• [Data rows]

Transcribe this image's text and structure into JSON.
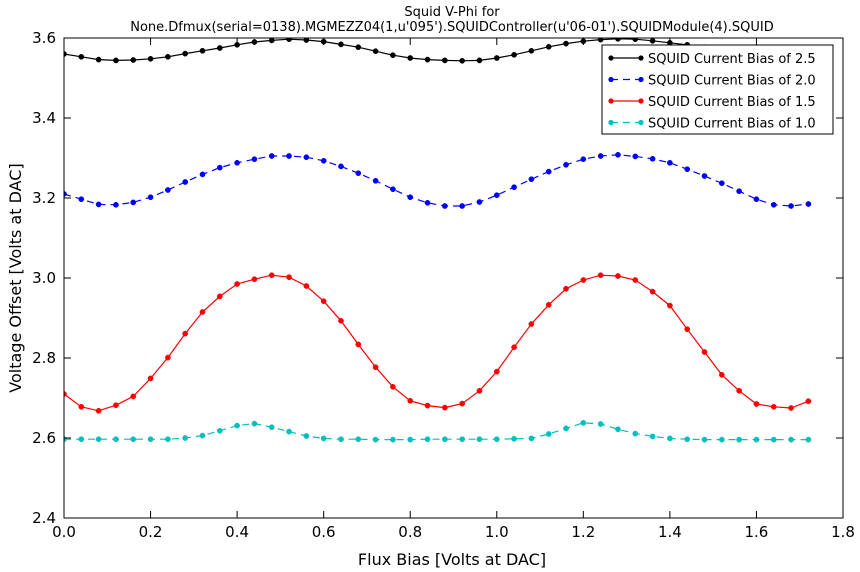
{
  "chart_data": {
    "type": "line",
    "title": "Squid V-Phi for",
    "subtitle": "None.Dfmux(serial=0138).MGMEZZ04(1,u'095').SQUIDController(u'06-01').SQUIDModule(4).SQUID",
    "xlabel": "Flux Bias [Volts at DAC]",
    "ylabel": "Voltage Offset [Volts at DAC]",
    "xlim": [
      0.0,
      1.8
    ],
    "ylim": [
      2.4,
      3.6
    ],
    "xticks": [
      "0.0",
      "0.2",
      "0.4",
      "0.6",
      "0.8",
      "1.0",
      "1.2",
      "1.4",
      "1.6",
      "1.8"
    ],
    "yticks": [
      "2.4",
      "2.6",
      "2.8",
      "3.0",
      "3.2",
      "3.4",
      "3.6"
    ],
    "grid": false,
    "legend_position": "top-right",
    "x": [
      0.0,
      0.04,
      0.08,
      0.12,
      0.16,
      0.2,
      0.24,
      0.28,
      0.32,
      0.36,
      0.4,
      0.44,
      0.48,
      0.52,
      0.56,
      0.6,
      0.64,
      0.68,
      0.72,
      0.76,
      0.8,
      0.84,
      0.88,
      0.92,
      0.96,
      1.0,
      1.04,
      1.08,
      1.12,
      1.16,
      1.2,
      1.24,
      1.28,
      1.32,
      1.36,
      1.4,
      1.44,
      1.48,
      1.52,
      1.56,
      1.6,
      1.64,
      1.68,
      1.72
    ],
    "series": [
      {
        "name": "SQUID Current Bias of 2.5",
        "color": "#000000",
        "dashed": false,
        "values": [
          3.56,
          3.553,
          3.546,
          3.544,
          3.545,
          3.548,
          3.553,
          3.561,
          3.568,
          3.575,
          3.583,
          3.59,
          3.594,
          3.597,
          3.595,
          3.591,
          3.584,
          3.577,
          3.567,
          3.557,
          3.55,
          3.546,
          3.544,
          3.543,
          3.544,
          3.55,
          3.558,
          3.568,
          3.578,
          3.586,
          3.592,
          3.596,
          3.598,
          3.597,
          3.593,
          3.588,
          3.583,
          3.577,
          3.57,
          3.562,
          3.556,
          3.551,
          3.548,
          3.548
        ]
      },
      {
        "name": "SQUID Current Bias of 2.0",
        "color": "#0000ff",
        "dashed": true,
        "values": [
          3.21,
          3.197,
          3.184,
          3.183,
          3.189,
          3.202,
          3.22,
          3.24,
          3.259,
          3.276,
          3.288,
          3.297,
          3.305,
          3.305,
          3.302,
          3.293,
          3.279,
          3.262,
          3.243,
          3.222,
          3.202,
          3.188,
          3.18,
          3.18,
          3.19,
          3.207,
          3.227,
          3.247,
          3.266,
          3.283,
          3.297,
          3.305,
          3.308,
          3.304,
          3.298,
          3.288,
          3.272,
          3.255,
          3.237,
          3.217,
          3.197,
          3.183,
          3.18,
          3.185
        ]
      },
      {
        "name": "SQUID Current Bias of 1.5",
        "color": "#ff0000",
        "dashed": false,
        "values": [
          2.71,
          2.678,
          2.668,
          2.682,
          2.704,
          2.749,
          2.801,
          2.861,
          2.915,
          2.954,
          2.985,
          2.997,
          3.007,
          3.002,
          2.98,
          2.942,
          2.893,
          2.834,
          2.777,
          2.728,
          2.693,
          2.681,
          2.676,
          2.686,
          2.718,
          2.766,
          2.827,
          2.885,
          2.933,
          2.973,
          2.995,
          3.007,
          3.005,
          2.995,
          2.966,
          2.931,
          2.872,
          2.815,
          2.758,
          2.718,
          2.685,
          2.678,
          2.675,
          2.692
        ]
      },
      {
        "name": "SQUID Current Bias of 1.0",
        "color": "#00bfbf",
        "dashed": true,
        "values": [
          2.597,
          2.597,
          2.597,
          2.597,
          2.597,
          2.597,
          2.597,
          2.6,
          2.606,
          2.618,
          2.631,
          2.636,
          2.627,
          2.616,
          2.605,
          2.599,
          2.597,
          2.597,
          2.596,
          2.596,
          2.596,
          2.597,
          2.597,
          2.597,
          2.597,
          2.597,
          2.598,
          2.599,
          2.61,
          2.624,
          2.638,
          2.635,
          2.622,
          2.611,
          2.604,
          2.599,
          2.597,
          2.596,
          2.596,
          2.596,
          2.596,
          2.596,
          2.596,
          2.596
        ]
      }
    ]
  }
}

• [Directive]
The word "Current" may turn up on some lines of these records; say how many, with no other words.

• [Complete output]
4